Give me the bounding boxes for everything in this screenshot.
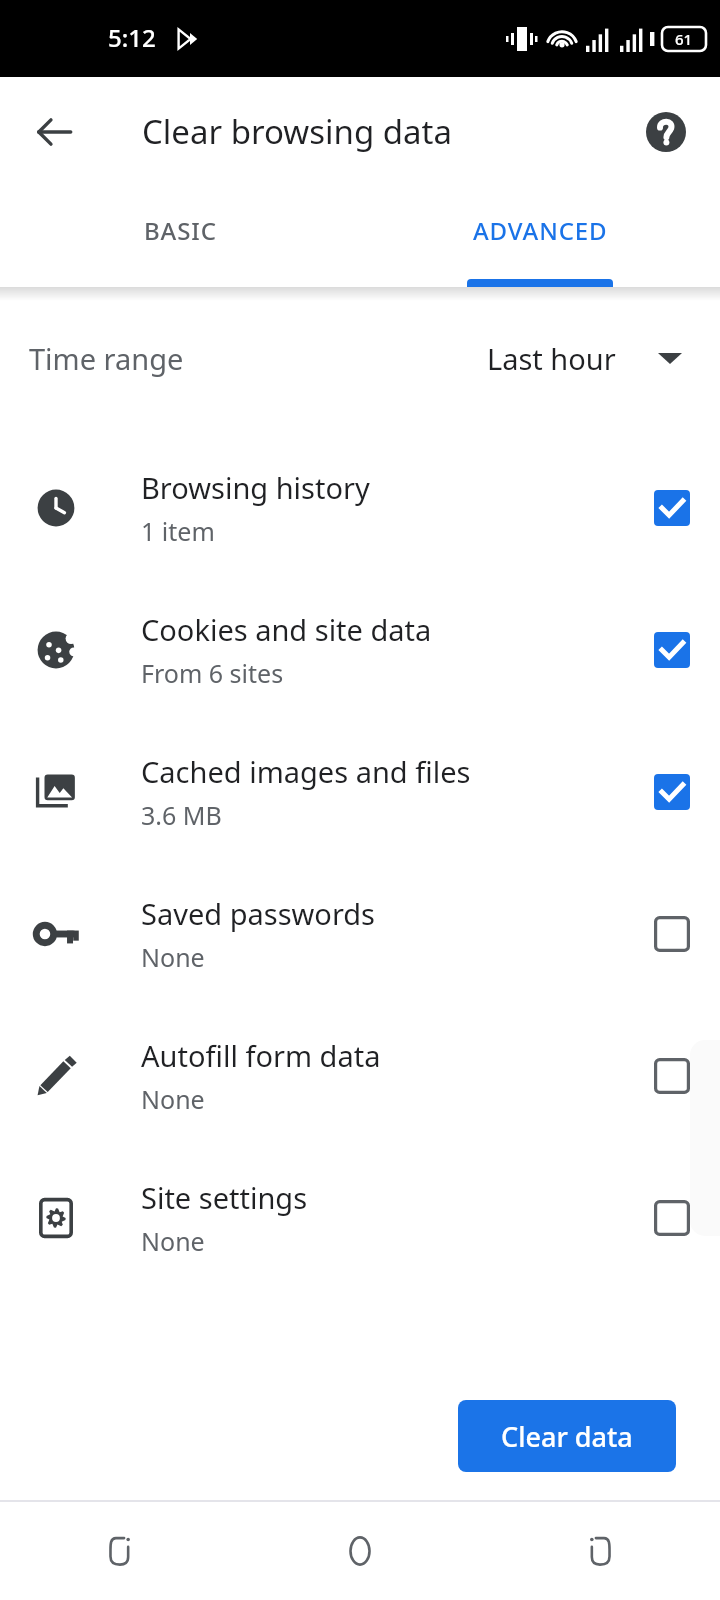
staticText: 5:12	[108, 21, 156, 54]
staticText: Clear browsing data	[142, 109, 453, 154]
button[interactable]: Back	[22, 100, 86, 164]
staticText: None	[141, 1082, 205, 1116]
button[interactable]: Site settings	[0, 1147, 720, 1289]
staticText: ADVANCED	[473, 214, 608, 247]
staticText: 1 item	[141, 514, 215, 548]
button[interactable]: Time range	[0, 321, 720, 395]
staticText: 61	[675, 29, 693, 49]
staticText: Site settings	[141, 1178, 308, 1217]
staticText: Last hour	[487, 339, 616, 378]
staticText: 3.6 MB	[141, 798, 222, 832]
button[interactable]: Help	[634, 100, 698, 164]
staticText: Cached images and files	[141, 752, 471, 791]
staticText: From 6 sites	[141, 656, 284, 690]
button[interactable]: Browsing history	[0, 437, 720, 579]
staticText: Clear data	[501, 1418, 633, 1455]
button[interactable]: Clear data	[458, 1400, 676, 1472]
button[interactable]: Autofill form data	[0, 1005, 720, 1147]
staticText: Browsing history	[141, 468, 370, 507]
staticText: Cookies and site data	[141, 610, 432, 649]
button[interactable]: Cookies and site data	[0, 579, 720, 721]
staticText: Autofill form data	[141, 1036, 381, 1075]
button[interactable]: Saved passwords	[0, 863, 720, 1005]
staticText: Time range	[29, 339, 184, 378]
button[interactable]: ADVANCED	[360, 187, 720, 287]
┄┄┄┄┄┄┄┄┄┄┄┄┄┄┄┄┄┄┄┄
- [WHAT TO PRODUCE]
Copy out every row above word for word, leaving out the picture.

- [OUTPUT BELOW]
Give me the bounding boxes for everything in this screenshot.
staticText: 5:12	[108, 21, 156, 54]
staticText: Clear browsing data	[142, 109, 453, 154]
button[interactable]: Back	[22, 100, 86, 164]
staticText: None	[141, 1082, 205, 1116]
button[interactable]: Site settings	[0, 1147, 720, 1289]
staticText: ADVANCED	[473, 214, 608, 247]
staticText: 1 item	[141, 514, 215, 548]
button[interactable]: Time range	[0, 321, 720, 395]
staticText: 61	[675, 29, 693, 49]
staticText: Site settings	[141, 1178, 308, 1217]
staticText: Last hour	[487, 339, 616, 378]
staticText: 3.6 MB	[141, 798, 222, 832]
button[interactable]: Help	[634, 100, 698, 164]
staticText: Cached images and files	[141, 752, 471, 791]
staticText: From 6 sites	[141, 656, 284, 690]
button[interactable]: Browsing history	[0, 437, 720, 579]
staticText: Clear data	[501, 1418, 633, 1455]
button[interactable]: Clear data	[458, 1400, 676, 1472]
button[interactable]: Autofill form data	[0, 1005, 720, 1147]
staticText: Browsing history	[141, 468, 370, 507]
staticText: Cookies and site data	[141, 610, 432, 649]
button[interactable]: Cookies and site data	[0, 579, 720, 721]
staticText: Autofill form data	[141, 1036, 381, 1075]
button[interactable]: Saved passwords	[0, 863, 720, 1005]
staticText: Time range	[29, 339, 184, 378]
button[interactable]: ADVANCED	[360, 187, 720, 287]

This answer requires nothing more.